Output all lines exactly, with nothing added or dropped.

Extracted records
──────────────────────────────
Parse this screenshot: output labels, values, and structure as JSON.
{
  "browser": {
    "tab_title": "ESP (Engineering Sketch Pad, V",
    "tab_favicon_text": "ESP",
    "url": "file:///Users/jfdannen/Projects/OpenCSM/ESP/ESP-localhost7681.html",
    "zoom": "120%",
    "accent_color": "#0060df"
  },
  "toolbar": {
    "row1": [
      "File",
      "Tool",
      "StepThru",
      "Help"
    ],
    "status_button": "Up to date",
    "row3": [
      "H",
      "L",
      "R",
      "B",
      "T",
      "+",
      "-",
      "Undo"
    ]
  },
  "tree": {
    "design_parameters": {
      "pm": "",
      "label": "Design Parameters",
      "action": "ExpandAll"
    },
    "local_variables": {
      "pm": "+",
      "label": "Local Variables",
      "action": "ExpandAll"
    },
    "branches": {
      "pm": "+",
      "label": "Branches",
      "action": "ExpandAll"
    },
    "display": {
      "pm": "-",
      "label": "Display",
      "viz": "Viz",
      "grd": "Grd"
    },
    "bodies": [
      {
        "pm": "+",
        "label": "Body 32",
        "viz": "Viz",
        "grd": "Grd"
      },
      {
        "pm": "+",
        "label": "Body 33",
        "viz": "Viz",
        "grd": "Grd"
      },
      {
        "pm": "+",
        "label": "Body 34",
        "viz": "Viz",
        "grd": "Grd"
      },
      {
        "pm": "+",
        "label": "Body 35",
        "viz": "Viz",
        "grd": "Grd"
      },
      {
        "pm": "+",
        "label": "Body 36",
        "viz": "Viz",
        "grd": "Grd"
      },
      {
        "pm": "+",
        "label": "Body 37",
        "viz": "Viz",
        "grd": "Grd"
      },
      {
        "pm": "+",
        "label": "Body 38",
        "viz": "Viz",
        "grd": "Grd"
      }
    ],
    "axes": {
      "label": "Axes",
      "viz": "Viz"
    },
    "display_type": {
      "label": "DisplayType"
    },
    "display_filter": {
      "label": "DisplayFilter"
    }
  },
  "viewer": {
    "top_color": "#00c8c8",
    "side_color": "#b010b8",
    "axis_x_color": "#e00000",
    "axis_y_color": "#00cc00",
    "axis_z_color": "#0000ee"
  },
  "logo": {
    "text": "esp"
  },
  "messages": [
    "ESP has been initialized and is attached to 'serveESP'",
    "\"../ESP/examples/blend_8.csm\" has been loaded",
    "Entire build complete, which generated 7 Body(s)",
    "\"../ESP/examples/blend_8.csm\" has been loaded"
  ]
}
──────────────────────────────
COMPLETE RESPONSE
Parse this screenshot: output labels, values, and structure as JSON.
{
  "browser": {
    "tab_title": "ESP (Engineering Sketch Pad, V",
    "tab_favicon_text": "ESP",
    "url": "file:///Users/jfdannen/Projects/OpenCSM/ESP/ESP-localhost7681.html",
    "zoom": "120%",
    "accent_color": "#0060df"
  },
  "toolbar": {
    "row1": [
      "File",
      "Tool",
      "StepThru",
      "Help"
    ],
    "status_button": "Up to date",
    "row3": [
      "H",
      "L",
      "R",
      "B",
      "T",
      "+",
      "-",
      "Undo"
    ]
  },
  "tree": {
    "design_parameters": {
      "pm": "",
      "label": "Design Parameters",
      "action": "ExpandAll"
    },
    "local_variables": {
      "pm": "+",
      "label": "Local Variables",
      "action": "ExpandAll"
    },
    "branches": {
      "pm": "+",
      "label": "Branches",
      "action": "ExpandAll"
    },
    "display": {
      "pm": "-",
      "label": "Display",
      "viz": "Viz",
      "grd": "Grd"
    },
    "bodies": [
      {
        "pm": "+",
        "label": "Body 32",
        "viz": "Viz",
        "grd": "Grd"
      },
      {
        "pm": "+",
        "label": "Body 33",
        "viz": "Viz",
        "grd": "Grd"
      },
      {
        "pm": "+",
        "label": "Body 34",
        "viz": "Viz",
        "grd": "Grd"
      },
      {
        "pm": "+",
        "label": "Body 35",
        "viz": "Viz",
        "grd": "Grd"
      },
      {
        "pm": "+",
        "label": "Body 36",
        "viz": "Viz",
        "grd": "Grd"
      },
      {
        "pm": "+",
        "label": "Body 37",
        "viz": "Viz",
        "grd": "Grd"
      },
      {
        "pm": "+",
        "label": "Body 38",
        "viz": "Viz",
        "grd": "Grd"
      }
    ],
    "axes": {
      "label": "Axes",
      "viz": "Viz"
    },
    "display_type": {
      "label": "DisplayType"
    },
    "display_filter": {
      "label": "DisplayFilter"
    }
  },
  "viewer": {
    "top_color": "#00c8c8",
    "side_color": "#b010b8",
    "axis_x_color": "#e00000",
    "axis_y_color": "#00cc00",
    "axis_z_color": "#0000ee"
  },
  "logo": {
    "text": "esp"
  },
  "messages": [
    "ESP has been initialized and is attached to 'serveESP'",
    "\"../ESP/examples/blend_8.csm\" has been loaded",
    "Entire build complete, which generated 7 Body(s)",
    "\"../ESP/examples/blend_8.csm\" has been loaded"
  ]
}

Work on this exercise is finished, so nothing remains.